▽

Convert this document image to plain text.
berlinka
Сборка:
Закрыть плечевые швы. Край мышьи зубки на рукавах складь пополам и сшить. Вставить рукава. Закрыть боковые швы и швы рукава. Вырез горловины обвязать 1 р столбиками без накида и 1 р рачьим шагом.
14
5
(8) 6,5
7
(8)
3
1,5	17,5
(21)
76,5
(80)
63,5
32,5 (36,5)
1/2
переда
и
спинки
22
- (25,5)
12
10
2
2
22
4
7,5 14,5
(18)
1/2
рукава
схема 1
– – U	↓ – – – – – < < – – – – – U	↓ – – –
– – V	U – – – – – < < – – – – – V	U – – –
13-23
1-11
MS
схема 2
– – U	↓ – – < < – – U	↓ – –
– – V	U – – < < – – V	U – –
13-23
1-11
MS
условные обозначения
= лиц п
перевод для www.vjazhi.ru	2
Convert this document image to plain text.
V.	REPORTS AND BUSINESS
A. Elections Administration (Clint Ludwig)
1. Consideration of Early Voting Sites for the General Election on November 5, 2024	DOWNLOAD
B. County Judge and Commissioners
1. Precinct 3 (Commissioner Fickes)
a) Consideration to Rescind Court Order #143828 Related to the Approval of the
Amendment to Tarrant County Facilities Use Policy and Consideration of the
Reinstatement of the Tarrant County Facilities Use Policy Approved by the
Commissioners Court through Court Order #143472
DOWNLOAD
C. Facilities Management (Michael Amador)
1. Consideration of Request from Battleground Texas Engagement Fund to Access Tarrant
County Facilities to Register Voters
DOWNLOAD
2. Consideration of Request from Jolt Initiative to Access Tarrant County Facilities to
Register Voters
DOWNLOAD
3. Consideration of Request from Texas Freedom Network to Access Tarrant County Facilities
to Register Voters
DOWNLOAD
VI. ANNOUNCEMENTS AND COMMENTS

△

=== Written task ===
Please output the entire listing exactly as it stands.

=== Answer to the exercise ===
Convert this document image to plain text.
berlinka
Сборка:
Закрыть плечевые швы. Край мышьи зубки на рукавах складь пополам и сшить. Вставить рукава. Закрыть боковые швы и швы рукава. Вырез горловины обвязать 1 р столбиками без накида и 1 р рачьим шагом.
14
5
(8) 6,5
7
(8)
3
1,5	17,5
(21)
76,5
(80)
63,5
32,5 (36,5)
1/2
переда
и
спинки
22
- (25,5)
12
10
2
2
22
4
7,5 14,5
(18)
1/2
рукава
схема 1
– – U	↓ – – – – – < < – – – – – U	↓ – – –
– – V	U – – – – – < < – – – – – V	U – – –
13-23
1-11
MS
схема 2
– – U	↓ – – < < – – U	↓ – –
– – V	U – – < < – – V	U – –
13-23
1-11
MS
условные обозначения
= лиц п
перевод для www.vjazhi.ru	2
Convert this document image to plain text.
V.	REPORTS AND BUSINESS
A. Elections Administration (Clint Ludwig)
1. Consideration of Early Voting Sites for the General Election on November 5, 2024	DOWNLOAD
B. County Judge and Commissioners
1. Precinct 3 (Commissioner Fickes)
a) Consideration to Rescind Court Order #143828 Related to the Approval of the
Amendment to Tarrant County Facilities Use Policy and Consideration of the
Reinstatement of the Tarrant County Facilities Use Policy Approved by the
Commissioners Court through Court Order #143472
DOWNLOAD
C. Facilities Management (Michael Amador)
1. Consideration of Request from Battleground Texas Engagement Fund to Access Tarrant
County Facilities to Register Voters
DOWNLOAD
2. Consideration of Request from Jolt Initiative to Access Tarrant County Facilities to
Register Voters
DOWNLOAD
3. Consideration of Request from Texas Freedom Network to Access Tarrant County Facilities
to Register Voters
DOWNLOAD
VI. ANNOUNCEMENTS AND COMMENTS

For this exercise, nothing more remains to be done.